** START **
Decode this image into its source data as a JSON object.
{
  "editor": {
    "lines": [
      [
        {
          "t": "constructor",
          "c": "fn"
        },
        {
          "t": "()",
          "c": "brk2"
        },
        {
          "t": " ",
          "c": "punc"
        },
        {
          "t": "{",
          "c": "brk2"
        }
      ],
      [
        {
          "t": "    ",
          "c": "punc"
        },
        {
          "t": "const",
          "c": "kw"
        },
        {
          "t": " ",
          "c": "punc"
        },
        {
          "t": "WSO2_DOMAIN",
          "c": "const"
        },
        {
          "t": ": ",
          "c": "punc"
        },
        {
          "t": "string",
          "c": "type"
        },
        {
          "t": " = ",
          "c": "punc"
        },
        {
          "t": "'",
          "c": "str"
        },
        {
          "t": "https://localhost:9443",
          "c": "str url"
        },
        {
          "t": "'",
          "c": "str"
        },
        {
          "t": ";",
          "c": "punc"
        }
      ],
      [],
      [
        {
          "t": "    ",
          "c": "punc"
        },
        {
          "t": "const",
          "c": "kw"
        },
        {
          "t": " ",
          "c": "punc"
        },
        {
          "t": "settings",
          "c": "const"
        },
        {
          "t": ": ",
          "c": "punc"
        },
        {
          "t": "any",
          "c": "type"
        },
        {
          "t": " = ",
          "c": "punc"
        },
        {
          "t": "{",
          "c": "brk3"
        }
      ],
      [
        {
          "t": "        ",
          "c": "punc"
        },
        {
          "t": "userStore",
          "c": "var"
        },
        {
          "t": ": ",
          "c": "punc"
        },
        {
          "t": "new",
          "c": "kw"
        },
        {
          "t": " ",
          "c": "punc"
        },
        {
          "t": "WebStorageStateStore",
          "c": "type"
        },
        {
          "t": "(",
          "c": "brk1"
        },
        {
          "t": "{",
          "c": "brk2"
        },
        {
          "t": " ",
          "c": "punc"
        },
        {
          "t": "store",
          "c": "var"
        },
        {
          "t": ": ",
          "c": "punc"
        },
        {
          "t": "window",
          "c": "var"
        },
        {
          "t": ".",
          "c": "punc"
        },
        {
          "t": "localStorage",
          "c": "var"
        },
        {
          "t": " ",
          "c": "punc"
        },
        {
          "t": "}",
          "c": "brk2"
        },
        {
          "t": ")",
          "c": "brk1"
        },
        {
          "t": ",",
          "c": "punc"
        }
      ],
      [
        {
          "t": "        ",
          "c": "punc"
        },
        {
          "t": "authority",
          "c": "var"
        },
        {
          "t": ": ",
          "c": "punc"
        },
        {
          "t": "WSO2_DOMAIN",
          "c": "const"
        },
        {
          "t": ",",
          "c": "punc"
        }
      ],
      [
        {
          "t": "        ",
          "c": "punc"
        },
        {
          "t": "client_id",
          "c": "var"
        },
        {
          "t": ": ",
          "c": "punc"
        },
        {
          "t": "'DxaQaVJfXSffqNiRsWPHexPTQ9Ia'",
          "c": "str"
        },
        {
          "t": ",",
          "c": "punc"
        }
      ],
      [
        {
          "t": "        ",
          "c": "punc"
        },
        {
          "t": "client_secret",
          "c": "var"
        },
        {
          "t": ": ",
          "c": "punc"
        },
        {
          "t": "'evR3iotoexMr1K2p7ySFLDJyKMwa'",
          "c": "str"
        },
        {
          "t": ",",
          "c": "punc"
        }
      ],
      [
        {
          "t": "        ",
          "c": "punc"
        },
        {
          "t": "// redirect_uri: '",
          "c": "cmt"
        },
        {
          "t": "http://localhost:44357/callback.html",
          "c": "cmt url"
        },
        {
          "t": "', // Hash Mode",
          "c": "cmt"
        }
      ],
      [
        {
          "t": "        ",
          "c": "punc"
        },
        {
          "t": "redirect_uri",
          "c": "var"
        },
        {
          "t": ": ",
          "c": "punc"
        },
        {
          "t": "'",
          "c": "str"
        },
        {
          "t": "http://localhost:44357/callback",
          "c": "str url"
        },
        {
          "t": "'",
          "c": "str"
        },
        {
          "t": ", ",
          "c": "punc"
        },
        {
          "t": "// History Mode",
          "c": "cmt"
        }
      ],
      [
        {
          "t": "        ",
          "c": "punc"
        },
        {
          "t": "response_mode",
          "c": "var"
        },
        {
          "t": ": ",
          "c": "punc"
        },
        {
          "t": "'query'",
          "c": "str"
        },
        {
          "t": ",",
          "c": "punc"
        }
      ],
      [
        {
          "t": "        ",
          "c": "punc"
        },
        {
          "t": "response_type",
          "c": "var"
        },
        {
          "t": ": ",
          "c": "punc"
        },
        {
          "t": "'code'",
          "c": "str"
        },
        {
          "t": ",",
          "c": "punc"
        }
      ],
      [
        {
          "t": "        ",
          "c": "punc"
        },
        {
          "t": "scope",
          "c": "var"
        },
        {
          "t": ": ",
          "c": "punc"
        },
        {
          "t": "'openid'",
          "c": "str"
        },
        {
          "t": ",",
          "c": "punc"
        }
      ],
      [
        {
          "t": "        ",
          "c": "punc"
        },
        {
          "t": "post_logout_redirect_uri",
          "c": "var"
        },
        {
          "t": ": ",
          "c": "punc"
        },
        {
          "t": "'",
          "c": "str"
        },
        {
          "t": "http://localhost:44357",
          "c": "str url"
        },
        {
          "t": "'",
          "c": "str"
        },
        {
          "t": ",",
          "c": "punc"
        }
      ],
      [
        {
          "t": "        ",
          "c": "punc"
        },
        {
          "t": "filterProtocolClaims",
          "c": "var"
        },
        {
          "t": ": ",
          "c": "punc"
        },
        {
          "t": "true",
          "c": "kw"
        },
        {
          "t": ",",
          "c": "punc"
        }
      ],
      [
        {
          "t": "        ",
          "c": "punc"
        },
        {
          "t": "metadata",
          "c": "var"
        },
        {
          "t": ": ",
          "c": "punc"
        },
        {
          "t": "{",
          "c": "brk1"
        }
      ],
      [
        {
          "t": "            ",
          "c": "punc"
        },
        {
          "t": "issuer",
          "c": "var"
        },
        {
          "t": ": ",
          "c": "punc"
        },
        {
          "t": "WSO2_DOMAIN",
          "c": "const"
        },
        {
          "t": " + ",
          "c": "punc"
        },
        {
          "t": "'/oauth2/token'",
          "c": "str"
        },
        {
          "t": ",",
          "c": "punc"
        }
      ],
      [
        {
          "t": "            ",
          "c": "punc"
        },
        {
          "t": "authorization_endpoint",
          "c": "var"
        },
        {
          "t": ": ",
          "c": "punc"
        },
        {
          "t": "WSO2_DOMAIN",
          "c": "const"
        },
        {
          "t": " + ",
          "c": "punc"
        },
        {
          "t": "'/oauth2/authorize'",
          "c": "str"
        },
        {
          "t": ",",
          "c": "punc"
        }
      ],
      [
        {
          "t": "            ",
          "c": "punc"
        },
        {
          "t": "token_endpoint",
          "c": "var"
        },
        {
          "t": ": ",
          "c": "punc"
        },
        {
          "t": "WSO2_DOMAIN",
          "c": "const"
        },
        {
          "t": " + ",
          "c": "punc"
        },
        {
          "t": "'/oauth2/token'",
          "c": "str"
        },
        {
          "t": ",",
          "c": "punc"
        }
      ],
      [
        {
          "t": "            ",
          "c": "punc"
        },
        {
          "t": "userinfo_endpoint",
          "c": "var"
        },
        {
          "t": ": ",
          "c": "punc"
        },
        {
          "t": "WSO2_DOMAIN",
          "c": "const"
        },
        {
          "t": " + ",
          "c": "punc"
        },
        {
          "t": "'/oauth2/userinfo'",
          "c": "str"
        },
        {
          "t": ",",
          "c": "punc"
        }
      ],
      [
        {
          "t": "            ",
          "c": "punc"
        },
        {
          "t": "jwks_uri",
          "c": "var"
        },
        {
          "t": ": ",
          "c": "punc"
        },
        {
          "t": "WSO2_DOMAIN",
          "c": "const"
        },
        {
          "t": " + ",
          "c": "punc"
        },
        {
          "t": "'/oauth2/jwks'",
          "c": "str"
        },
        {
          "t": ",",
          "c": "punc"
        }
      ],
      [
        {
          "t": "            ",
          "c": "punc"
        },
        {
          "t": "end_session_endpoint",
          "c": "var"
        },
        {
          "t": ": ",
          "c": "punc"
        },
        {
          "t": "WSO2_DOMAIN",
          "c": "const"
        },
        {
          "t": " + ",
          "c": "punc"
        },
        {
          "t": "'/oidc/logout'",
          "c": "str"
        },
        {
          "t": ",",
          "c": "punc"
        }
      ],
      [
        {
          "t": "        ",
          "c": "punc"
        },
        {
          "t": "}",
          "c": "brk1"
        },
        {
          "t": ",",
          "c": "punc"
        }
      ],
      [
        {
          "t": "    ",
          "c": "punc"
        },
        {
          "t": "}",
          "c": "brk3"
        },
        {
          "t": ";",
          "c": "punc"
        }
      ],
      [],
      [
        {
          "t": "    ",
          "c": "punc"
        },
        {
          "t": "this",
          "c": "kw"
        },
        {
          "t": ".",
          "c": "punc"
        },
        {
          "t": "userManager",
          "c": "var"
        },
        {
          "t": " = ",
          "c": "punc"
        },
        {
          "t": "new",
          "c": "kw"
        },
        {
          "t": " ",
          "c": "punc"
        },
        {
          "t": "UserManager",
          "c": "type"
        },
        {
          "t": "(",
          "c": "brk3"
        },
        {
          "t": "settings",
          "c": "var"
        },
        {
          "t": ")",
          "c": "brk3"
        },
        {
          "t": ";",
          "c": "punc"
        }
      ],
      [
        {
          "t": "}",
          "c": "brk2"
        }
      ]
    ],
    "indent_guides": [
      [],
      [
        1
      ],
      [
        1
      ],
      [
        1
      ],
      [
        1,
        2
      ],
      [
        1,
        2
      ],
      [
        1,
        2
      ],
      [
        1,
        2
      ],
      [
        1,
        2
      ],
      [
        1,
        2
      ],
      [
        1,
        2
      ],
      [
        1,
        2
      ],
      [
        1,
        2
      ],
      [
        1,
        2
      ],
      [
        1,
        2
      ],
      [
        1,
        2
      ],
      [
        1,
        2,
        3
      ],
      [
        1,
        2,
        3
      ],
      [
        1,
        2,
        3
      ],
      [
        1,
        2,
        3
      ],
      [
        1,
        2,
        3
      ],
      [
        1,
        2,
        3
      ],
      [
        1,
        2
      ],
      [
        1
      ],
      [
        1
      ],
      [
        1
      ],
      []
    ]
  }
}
** END **
TO DO:
Reproduce each line holding the word "this".

TASK RESPONSE:
Decode this image into its source data as a JSON object.
          "t": "this",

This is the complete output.